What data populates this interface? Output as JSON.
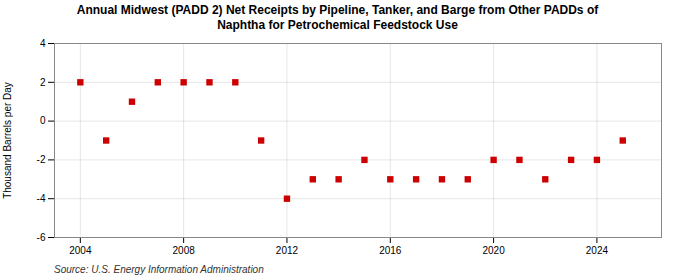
{
  "chart_data": {
    "type": "scatter",
    "title": "Annual Midwest (PADD 2) Net Receipts by Pipeline, Tanker, and Barge from Other PADDs of\nNaphtha for Petrochemical Feedstock Use",
    "ylabel": "Thousand Barrels per Day",
    "source": "Source: U.S. Energy Information Administration",
    "x": [
      2004,
      2005,
      2006,
      2007,
      2008,
      2009,
      2010,
      2011,
      2012,
      2013,
      2014,
      2015,
      2016,
      2017,
      2018,
      2019,
      2020,
      2021,
      2022,
      2023,
      2024,
      2025
    ],
    "values": [
      2,
      -1,
      1,
      2,
      2,
      2,
      2,
      -1,
      -4,
      -3,
      -3,
      -2,
      -3,
      -3,
      -3,
      -3,
      -2,
      -2,
      -3,
      -2,
      -2,
      -1
    ],
    "color": "#cc0000",
    "marker": "square",
    "xlim": [
      2003.0,
      2026.5
    ],
    "xticks": [
      2004,
      2008,
      2012,
      2016,
      2020,
      2024
    ],
    "ylim": [
      -6,
      4
    ],
    "yticks": [
      -6,
      -4,
      -2,
      0,
      2,
      4
    ],
    "grid": true
  }
}
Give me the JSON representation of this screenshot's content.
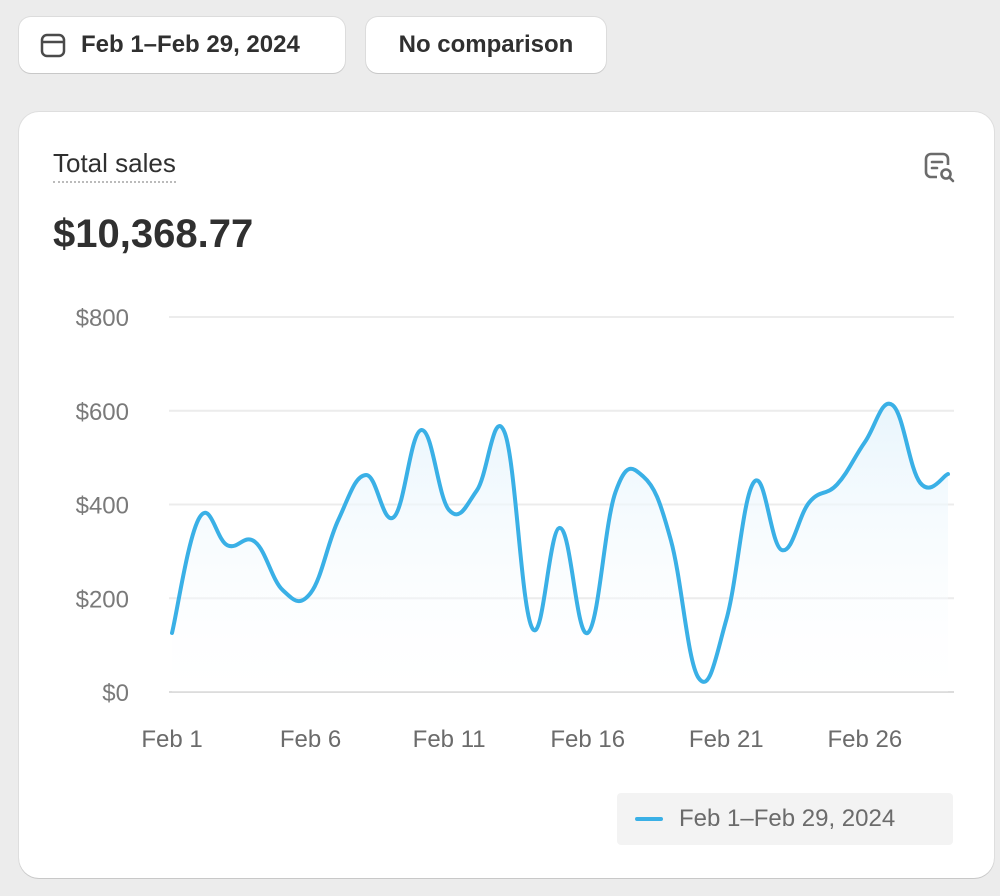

**Request:** Transcribe every entry word for word, but omit the pictures.

**Exercise result:**
What data populates this interface? Output as JSON.
{
  "chart_data": {
    "type": "scatter",
    "title": "Annual Midwest (PADD 2) Net Receipts by Pipeline, Tanker, and Barge from Other PADDs of\nNaphtha for Petrochemical Feedstock Use",
    "ylabel": "Thousand Barrels per Day",
    "source": "Source: U.S. Energy Information Administration",
    "x": [
      2004,
      2005,
      2006,
      2007,
      2008,
      2009,
      2010,
      2011,
      2012,
      2013,
      2014,
      2015,
      2016,
      2017,
      2018,
      2019,
      2020,
      2021,
      2022,
      2023,
      2024,
      2025
    ],
    "values": [
      2,
      -1,
      1,
      2,
      2,
      2,
      2,
      -1,
      -4,
      -3,
      -3,
      -2,
      -3,
      -3,
      -3,
      -3,
      -2,
      -2,
      -3,
      -2,
      -2,
      -1
    ],
    "color": "#cc0000",
    "marker": "square",
    "xlim": [
      2003.0,
      2026.5
    ],
    "xticks": [
      2004,
      2008,
      2012,
      2016,
      2020,
      2024
    ],
    "ylim": [
      -6,
      4
    ],
    "yticks": [
      -6,
      -4,
      -2,
      0,
      2,
      4
    ],
    "grid": true
  }
}
Give me the JSON representation of this screenshot's content.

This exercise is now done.